Given exercise:
Everything from the line that contains "Transcribe the text in this document." through the last line of the listing must be copied exactly, with both of those lines included and no others.

## start Material provided

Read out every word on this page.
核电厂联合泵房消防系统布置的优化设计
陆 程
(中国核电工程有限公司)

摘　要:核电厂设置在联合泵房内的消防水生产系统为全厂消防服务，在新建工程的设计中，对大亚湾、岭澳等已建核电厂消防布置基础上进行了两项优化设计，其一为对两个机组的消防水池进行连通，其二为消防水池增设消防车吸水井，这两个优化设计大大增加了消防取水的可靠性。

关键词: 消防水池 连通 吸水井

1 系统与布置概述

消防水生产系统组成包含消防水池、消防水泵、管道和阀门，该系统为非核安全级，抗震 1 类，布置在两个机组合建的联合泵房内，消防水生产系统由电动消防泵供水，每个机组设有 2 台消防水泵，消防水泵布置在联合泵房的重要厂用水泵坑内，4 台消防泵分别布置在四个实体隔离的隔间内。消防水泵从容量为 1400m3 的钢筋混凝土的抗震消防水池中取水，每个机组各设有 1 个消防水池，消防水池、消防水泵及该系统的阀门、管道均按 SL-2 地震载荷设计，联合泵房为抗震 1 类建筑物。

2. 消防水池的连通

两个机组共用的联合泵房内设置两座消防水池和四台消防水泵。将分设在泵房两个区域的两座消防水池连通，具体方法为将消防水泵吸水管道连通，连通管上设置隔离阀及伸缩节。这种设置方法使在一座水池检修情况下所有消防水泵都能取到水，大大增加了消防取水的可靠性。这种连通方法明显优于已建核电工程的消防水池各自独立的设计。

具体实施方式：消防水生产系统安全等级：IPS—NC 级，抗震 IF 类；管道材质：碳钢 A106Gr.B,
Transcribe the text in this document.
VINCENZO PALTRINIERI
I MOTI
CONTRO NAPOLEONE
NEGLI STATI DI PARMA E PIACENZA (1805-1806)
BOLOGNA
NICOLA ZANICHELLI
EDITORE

## end Material provided

Result of this task:
Transcribe the text in this document.
VINCENZO PALTRINIERI
I MOTI
CONTRO NAPOLEONE
NEGLI STATI DI PARMA E PIACENZA (1805-1806)
BOLOGNA
NICOLA ZANICHELLI
EDITORE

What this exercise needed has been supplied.